━━ PROVIDED INFORMATION

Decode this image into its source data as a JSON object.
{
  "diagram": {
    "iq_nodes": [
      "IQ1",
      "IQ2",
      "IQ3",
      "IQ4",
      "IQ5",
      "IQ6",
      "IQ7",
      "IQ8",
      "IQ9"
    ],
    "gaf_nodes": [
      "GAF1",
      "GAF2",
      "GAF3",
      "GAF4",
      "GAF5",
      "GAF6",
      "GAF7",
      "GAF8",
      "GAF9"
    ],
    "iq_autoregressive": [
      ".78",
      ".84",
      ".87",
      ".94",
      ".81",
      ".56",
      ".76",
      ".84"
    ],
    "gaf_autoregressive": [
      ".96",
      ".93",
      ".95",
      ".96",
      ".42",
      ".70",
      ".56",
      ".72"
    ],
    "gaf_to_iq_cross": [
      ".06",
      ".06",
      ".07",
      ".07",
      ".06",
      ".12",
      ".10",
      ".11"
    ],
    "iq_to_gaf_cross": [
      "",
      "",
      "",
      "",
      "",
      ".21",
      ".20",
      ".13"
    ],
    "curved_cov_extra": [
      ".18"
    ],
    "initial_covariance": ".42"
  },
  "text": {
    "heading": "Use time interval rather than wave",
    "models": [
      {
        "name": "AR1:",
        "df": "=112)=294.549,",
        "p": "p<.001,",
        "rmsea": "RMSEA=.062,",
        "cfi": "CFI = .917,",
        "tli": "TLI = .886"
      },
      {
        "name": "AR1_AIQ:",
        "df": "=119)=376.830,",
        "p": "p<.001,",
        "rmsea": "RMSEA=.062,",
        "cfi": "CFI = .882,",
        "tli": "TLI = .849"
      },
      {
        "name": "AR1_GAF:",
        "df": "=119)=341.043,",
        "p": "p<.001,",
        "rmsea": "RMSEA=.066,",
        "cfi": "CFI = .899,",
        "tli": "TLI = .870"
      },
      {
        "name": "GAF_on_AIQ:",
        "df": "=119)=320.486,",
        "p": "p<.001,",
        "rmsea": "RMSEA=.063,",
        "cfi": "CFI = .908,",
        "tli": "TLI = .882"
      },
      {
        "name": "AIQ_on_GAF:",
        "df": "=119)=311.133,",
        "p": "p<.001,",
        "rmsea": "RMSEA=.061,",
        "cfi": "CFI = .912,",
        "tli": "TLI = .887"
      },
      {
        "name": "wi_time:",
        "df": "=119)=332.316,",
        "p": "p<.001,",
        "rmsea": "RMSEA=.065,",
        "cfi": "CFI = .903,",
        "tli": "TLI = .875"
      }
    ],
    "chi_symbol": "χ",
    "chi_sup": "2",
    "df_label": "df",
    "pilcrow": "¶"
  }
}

━━━━

WORK TO DO
Write the whole listing out again. Keep every line exactly as it is.

TASK ANSWER
Decode this image into its source data as a JSON object.
{
  "diagram": {
    "iq_nodes": [
      "IQ1",
      "IQ2",
      "IQ3",
      "IQ4",
      "IQ5",
      "IQ6",
      "IQ7",
      "IQ8",
      "IQ9"
    ],
    "gaf_nodes": [
      "GAF1",
      "GAF2",
      "GAF3",
      "GAF4",
      "GAF5",
      "GAF6",
      "GAF7",
      "GAF8",
      "GAF9"
    ],
    "iq_autoregressive": [
      ".78",
      ".84",
      ".87",
      ".94",
      ".81",
      ".56",
      ".76",
      ".84"
    ],
    "gaf_autoregressive": [
      ".96",
      ".93",
      ".95",
      ".96",
      ".42",
      ".70",
      ".56",
      ".72"
    ],
    "gaf_to_iq_cross": [
      ".06",
      ".06",
      ".07",
      ".07",
      ".06",
      ".12",
      ".10",
      ".11"
    ],
    "iq_to_gaf_cross": [
      "",
      "",
      "",
      "",
      "",
      ".21",
      ".20",
      ".13"
    ],
    "curved_cov_extra": [
      ".18"
    ],
    "initial_covariance": ".42"
  },
  "text": {
    "heading": "Use time interval rather than wave",
    "models": [
      {
        "name": "AR1:",
        "df": "=112)=294.549,",
        "p": "p<.001,",
        "rmsea": "RMSEA=.062,",
        "cfi": "CFI = .917,",
        "tli": "TLI = .886"
      },
      {
        "name": "AR1_AIQ:",
        "df": "=119)=376.830,",
        "p": "p<.001,",
        "rmsea": "RMSEA=.062,",
        "cfi": "CFI = .882,",
        "tli": "TLI = .849"
      },
      {
        "name": "AR1_GAF:",
        "df": "=119)=341.043,",
        "p": "p<.001,",
        "rmsea": "RMSEA=.066,",
        "cfi": "CFI = .899,",
        "tli": "TLI = .870"
      },
      {
        "name": "GAF_on_AIQ:",
        "df": "=119)=320.486,",
        "p": "p<.001,",
        "rmsea": "RMSEA=.063,",
        "cfi": "CFI = .908,",
        "tli": "TLI = .882"
      },
      {
        "name": "AIQ_on_GAF:",
        "df": "=119)=311.133,",
        "p": "p<.001,",
        "rmsea": "RMSEA=.061,",
        "cfi": "CFI = .912,",
        "tli": "TLI = .887"
      },
      {
        "name": "wi_time:",
        "df": "=119)=332.316,",
        "p": "p<.001,",
        "rmsea": "RMSEA=.065,",
        "cfi": "CFI = .903,",
        "tli": "TLI = .875"
      }
    ],
    "chi_symbol": "χ",
    "chi_sup": "2",
    "df_label": "df",
    "pilcrow": "¶"
  }
}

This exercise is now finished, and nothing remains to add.